Request:
Search the listing for the string "attempted" and copy every line that contains it.

Material for this task:
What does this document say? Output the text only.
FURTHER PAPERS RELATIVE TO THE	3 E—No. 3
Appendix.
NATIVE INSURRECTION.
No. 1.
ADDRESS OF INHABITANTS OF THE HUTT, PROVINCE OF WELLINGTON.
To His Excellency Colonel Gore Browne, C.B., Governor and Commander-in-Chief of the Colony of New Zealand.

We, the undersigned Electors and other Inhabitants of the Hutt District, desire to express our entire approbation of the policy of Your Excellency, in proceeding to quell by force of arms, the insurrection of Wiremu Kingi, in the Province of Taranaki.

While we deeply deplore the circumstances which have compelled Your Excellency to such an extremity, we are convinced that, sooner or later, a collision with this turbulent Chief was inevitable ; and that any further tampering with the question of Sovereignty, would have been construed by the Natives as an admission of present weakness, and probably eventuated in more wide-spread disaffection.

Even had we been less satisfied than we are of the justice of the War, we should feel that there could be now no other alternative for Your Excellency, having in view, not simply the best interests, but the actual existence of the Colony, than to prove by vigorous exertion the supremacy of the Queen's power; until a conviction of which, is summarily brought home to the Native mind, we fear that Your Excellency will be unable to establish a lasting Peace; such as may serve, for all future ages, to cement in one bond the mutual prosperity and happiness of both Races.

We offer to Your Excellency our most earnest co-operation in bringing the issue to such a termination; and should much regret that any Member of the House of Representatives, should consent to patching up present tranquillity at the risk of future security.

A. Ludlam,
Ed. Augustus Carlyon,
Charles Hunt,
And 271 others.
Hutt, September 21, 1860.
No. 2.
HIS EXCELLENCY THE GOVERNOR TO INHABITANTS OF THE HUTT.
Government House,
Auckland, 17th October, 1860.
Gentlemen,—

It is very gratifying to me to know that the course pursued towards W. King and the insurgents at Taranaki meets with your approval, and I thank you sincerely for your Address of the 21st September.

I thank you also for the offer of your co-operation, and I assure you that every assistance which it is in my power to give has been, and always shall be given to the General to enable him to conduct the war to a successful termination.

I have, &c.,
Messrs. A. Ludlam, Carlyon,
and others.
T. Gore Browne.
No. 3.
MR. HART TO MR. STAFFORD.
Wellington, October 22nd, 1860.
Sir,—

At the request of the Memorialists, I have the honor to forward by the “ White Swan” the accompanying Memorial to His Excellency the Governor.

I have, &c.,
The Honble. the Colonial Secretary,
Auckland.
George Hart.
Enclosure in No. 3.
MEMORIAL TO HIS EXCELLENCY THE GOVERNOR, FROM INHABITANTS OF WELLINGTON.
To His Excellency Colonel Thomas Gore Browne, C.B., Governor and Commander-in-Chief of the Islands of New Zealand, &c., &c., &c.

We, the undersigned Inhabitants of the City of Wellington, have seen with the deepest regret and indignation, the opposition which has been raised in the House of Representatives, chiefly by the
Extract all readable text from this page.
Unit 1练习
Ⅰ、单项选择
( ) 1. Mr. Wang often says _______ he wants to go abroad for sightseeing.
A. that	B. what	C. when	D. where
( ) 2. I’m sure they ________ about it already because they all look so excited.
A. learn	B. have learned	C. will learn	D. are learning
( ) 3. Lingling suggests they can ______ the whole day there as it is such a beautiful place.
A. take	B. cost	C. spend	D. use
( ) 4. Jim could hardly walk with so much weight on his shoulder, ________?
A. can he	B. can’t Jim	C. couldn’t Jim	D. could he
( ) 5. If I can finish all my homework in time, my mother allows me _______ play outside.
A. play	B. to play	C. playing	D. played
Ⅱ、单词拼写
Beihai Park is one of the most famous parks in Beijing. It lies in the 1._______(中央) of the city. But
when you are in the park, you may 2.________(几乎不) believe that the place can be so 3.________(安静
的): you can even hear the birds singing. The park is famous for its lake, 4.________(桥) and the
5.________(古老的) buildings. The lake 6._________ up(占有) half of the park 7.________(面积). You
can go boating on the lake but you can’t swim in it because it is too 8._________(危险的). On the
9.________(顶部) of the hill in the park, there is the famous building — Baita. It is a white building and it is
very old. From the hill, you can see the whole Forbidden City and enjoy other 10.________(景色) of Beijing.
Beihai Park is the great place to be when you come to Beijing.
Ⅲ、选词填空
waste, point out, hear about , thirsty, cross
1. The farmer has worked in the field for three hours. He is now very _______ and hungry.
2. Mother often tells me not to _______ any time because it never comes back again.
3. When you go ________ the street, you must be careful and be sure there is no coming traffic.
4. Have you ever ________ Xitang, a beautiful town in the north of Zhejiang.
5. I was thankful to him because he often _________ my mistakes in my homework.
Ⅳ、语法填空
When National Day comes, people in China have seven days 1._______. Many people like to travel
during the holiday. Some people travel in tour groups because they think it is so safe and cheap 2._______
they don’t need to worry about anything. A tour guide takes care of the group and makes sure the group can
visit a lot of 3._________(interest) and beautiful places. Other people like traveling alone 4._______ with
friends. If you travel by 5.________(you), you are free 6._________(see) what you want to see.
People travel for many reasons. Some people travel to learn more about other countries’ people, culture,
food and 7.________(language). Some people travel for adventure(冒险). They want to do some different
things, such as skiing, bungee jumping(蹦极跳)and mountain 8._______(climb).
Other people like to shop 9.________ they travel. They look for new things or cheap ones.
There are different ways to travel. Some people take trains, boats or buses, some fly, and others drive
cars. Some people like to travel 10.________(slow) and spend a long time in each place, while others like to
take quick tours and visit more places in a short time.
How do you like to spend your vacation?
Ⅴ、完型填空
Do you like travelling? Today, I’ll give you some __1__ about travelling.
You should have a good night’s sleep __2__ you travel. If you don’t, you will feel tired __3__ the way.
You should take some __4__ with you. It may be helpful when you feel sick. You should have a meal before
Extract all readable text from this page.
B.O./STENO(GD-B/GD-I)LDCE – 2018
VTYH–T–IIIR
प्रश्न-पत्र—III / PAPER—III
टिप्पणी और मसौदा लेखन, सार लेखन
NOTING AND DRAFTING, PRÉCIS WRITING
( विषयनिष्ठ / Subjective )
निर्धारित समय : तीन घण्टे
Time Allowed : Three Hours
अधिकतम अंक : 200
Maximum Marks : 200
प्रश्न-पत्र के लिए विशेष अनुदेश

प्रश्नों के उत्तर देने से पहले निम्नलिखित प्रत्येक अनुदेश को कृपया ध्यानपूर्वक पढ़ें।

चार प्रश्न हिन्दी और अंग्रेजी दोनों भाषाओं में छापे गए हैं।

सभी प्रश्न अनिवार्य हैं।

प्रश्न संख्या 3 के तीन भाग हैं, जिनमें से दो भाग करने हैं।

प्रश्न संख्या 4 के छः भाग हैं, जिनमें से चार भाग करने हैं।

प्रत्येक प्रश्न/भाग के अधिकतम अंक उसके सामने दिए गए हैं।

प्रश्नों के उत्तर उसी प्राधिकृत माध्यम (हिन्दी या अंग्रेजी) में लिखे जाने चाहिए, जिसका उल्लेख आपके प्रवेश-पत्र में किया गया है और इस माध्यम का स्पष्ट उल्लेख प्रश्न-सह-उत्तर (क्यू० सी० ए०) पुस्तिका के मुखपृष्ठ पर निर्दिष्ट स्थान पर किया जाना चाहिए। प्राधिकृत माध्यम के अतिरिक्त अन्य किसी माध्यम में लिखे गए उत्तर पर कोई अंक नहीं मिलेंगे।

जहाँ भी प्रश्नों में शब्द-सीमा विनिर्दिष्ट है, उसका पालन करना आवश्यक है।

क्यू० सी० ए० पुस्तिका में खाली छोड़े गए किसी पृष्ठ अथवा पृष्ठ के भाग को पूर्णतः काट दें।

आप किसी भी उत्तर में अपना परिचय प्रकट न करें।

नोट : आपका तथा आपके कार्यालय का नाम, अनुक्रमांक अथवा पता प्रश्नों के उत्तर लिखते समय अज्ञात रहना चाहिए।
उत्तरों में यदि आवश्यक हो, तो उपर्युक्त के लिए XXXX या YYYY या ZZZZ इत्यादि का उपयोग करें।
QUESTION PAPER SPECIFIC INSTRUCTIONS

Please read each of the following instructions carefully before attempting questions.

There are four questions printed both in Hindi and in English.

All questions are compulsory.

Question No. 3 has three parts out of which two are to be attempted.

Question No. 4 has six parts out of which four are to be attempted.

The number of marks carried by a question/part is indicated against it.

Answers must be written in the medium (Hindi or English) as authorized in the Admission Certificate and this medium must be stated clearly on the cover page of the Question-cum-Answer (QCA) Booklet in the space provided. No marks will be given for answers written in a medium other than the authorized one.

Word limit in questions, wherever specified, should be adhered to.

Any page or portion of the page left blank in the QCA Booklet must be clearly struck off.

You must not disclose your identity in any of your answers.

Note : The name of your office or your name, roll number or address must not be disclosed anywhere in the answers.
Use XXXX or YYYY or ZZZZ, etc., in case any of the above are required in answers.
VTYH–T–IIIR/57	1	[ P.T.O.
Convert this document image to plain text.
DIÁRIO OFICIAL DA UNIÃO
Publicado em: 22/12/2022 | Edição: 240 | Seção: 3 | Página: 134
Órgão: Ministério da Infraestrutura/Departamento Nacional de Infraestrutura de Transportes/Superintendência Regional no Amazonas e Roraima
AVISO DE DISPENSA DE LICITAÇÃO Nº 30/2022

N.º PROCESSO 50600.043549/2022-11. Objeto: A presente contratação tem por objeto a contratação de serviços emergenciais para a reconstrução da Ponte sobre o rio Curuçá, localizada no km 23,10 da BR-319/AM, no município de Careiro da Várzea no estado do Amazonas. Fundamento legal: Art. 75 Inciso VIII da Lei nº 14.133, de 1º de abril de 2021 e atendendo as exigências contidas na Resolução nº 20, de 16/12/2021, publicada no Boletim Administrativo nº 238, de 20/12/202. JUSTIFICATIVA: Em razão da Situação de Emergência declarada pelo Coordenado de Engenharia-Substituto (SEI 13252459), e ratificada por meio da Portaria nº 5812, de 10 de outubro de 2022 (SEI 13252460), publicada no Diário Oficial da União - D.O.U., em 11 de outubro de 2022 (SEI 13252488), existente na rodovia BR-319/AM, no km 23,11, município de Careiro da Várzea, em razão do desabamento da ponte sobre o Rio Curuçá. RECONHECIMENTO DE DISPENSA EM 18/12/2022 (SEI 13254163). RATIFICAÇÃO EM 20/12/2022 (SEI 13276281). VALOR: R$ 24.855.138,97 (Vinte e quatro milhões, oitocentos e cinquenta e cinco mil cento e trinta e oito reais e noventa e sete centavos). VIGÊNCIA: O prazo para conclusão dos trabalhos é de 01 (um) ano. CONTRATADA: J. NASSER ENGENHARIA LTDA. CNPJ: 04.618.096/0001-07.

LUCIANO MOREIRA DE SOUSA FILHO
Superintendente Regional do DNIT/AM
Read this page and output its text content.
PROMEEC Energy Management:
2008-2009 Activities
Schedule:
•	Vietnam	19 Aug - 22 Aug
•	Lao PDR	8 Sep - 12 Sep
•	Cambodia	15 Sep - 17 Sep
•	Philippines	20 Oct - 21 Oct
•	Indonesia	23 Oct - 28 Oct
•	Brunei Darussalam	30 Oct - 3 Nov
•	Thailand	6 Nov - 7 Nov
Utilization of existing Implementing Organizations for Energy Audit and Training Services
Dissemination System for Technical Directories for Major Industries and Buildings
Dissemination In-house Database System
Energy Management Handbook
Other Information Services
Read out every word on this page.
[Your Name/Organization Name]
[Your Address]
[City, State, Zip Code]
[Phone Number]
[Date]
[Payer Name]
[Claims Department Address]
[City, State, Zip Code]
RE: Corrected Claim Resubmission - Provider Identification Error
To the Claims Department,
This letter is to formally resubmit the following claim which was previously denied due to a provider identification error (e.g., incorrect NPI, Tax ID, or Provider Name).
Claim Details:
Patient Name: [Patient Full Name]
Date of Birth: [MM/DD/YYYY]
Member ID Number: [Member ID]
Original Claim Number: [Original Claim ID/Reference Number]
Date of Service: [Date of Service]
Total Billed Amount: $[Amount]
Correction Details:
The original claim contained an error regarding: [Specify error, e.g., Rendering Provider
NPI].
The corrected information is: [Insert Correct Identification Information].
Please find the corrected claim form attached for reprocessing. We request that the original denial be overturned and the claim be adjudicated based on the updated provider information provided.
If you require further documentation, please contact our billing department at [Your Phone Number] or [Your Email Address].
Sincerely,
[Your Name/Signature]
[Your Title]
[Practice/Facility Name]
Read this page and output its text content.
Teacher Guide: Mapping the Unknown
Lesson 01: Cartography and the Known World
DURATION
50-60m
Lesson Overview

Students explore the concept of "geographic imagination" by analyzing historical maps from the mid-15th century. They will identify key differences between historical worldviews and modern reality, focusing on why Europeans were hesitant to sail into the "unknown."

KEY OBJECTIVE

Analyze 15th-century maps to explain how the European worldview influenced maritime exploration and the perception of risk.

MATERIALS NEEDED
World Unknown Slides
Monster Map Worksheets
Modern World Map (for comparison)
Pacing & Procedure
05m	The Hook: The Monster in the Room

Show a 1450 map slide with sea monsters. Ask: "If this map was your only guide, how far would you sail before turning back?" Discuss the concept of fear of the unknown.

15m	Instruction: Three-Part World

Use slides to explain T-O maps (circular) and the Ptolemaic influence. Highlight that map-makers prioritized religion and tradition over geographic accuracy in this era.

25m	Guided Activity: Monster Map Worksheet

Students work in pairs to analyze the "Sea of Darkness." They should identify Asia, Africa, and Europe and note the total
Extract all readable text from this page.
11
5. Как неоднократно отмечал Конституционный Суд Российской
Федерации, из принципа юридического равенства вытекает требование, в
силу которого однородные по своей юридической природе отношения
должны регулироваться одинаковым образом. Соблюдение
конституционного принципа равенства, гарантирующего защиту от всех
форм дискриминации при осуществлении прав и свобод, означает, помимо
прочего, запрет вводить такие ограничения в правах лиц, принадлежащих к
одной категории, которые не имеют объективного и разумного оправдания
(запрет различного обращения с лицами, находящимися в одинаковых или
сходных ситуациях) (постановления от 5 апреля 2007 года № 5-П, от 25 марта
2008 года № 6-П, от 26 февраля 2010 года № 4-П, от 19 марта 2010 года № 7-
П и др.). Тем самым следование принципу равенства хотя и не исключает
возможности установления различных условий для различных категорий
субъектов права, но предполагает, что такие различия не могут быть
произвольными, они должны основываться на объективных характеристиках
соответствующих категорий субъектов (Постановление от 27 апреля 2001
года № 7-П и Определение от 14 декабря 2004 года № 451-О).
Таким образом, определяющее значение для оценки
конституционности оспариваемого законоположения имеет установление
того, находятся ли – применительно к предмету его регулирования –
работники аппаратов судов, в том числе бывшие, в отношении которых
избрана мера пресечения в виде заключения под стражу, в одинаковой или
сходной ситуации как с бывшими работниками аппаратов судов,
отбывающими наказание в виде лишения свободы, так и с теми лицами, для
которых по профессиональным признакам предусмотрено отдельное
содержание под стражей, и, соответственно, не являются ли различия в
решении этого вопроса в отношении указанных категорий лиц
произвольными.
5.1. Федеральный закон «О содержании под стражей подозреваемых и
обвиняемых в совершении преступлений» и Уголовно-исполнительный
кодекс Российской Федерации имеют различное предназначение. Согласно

Exercise output:
Question No. 3 has three parts out of which two are to be attempted.
Question No. 4 has six parts out of which four are to be attempted.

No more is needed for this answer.